Task details: Tally the lines in the listing below that contain "JSON" and report the tally alone.
--- begin Material ---
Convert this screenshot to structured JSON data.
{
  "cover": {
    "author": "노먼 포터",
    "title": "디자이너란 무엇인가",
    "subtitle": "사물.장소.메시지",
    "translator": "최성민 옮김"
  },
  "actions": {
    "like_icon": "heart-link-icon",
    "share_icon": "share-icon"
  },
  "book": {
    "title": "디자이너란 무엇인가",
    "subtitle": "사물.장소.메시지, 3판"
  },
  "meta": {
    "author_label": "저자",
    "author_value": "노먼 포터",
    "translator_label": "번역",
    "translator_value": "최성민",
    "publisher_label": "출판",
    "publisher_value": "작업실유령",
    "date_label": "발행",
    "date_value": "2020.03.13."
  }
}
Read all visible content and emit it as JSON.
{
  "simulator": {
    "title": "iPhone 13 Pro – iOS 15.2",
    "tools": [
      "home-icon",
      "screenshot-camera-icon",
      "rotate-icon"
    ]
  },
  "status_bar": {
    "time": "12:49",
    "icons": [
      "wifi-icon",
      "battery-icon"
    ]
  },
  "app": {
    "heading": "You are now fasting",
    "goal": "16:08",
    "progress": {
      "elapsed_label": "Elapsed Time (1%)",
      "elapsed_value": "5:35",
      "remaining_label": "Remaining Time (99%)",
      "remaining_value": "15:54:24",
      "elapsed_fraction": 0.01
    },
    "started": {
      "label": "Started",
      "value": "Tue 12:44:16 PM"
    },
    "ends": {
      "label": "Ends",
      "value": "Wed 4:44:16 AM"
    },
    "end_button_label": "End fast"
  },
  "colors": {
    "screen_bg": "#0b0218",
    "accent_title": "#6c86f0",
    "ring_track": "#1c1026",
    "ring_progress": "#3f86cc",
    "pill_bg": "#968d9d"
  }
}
--- end Material ---
Response to the task: 2